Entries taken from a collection
========================

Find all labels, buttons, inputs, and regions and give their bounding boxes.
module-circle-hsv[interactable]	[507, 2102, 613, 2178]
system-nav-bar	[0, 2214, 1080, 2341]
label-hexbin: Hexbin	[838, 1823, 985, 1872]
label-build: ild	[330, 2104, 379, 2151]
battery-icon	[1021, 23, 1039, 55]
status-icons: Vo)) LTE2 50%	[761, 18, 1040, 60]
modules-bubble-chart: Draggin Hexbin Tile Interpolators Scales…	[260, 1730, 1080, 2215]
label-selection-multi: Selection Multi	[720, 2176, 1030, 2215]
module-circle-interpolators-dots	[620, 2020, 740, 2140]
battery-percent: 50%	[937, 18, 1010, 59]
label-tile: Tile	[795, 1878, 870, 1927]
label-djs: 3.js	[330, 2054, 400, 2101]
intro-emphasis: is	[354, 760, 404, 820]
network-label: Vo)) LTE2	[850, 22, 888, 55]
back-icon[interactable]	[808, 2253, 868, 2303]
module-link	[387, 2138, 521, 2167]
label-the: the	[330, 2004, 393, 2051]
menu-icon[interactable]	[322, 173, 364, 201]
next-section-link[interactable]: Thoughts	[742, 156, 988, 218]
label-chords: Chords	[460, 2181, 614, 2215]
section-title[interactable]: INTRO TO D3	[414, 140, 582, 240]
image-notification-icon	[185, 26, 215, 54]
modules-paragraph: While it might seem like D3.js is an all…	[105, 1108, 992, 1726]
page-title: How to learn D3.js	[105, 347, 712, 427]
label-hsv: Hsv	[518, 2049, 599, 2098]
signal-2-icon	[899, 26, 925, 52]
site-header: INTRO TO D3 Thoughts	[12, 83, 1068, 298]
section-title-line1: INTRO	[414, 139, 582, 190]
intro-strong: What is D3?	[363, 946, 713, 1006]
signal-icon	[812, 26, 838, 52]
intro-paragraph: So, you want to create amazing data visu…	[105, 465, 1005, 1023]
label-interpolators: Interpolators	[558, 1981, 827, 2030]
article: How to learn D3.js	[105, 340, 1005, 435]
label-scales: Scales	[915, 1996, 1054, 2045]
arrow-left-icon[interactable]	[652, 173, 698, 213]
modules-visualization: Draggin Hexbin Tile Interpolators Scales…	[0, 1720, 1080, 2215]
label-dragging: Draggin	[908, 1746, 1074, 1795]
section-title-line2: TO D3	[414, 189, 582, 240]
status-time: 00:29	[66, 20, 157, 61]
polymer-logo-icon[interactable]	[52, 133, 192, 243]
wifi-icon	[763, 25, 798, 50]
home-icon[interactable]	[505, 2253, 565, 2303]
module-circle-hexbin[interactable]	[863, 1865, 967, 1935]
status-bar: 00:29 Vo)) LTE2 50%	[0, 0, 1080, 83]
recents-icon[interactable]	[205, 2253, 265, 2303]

========================

* **Work required**:
Give as a JSON list of strings, one per line and omitting blank lines, the lines of the records from the start through the line that contains "intro-strong: What is".

* **Answer to the problem**:
[
  "Find all labels, buttons, inputs, and regions and give their bounding boxes.",
  "module-circle-hsv[interactable]\t[507, 2102, 613, 2178]",
  "system-nav-bar\t[0, 2214, 1080, 2341]",
  "label-hexbin: Hexbin\t[838, 1823, 985, 1872]",
  "label-build: ild\t[330, 2104, 379, 2151]",
  "battery-icon\t[1021, 23, 1039, 55]",
  "status-icons: Vo)) LTE2 50%\t[761, 18, 1040, 60]",
  "modules-bubble-chart: Draggin Hexbin Tile Interpolators Scales…\t[260, 1730, 1080, 2215]",
  "label-selection-multi: Selection Multi\t[720, 2176, 1030, 2215]",
  "module-circle-interpolators-dots\t[620, 2020, 740, 2140]",
  "battery-percent: 50%\t[937, 18, 1010, 59]",
  "label-tile: Tile\t[795, 1878, 870, 1927]",
  "label-djs: 3.js\t[330, 2054, 400, 2101]",
  "intro-emphasis: is\t[354, 760, 404, 820]",
  "network-label: Vo)) LTE2\t[850, 22, 888, 55]",
  "back-icon[interactable]\t[808, 2253, 868, 2303]",
  "module-link\t[387, 2138, 521, 2167]",
  "label-the: the\t[330, 2004, 393, 2051]",
  "menu-icon[interactable]\t[322, 173, 364, 201]",
  "next-section-link[interactable]: Thoughts\t[742, 156, 988, 218]",
  "label-chords: Chords\t[460, 2181, 614, 2215]",
  "section-title[interactable]: INTRO TO D3\t[414, 140, 582, 240]",
  "image-notification-icon\t[185, 26, 215, 54]",
  "modules-paragraph: While it might seem like D3.js is an all…\t[105, 1108, 992, 1726]",
  "page-title: How to learn D3.js\t[105, 347, 712, 427]",
  "label-hsv: Hsv\t[518, 2049, 599, 2098]",
  "signal-2-icon\t[899, 26, 925, 52]",
  "site-header: INTRO TO D3 Thoughts\t[12, 83, 1068, 298]",
  "section-title-line1: INTRO\t[414, 139, 582, 190]",
  "intro-strong: What is D3?\t[363, 946, 713, 1006]"
]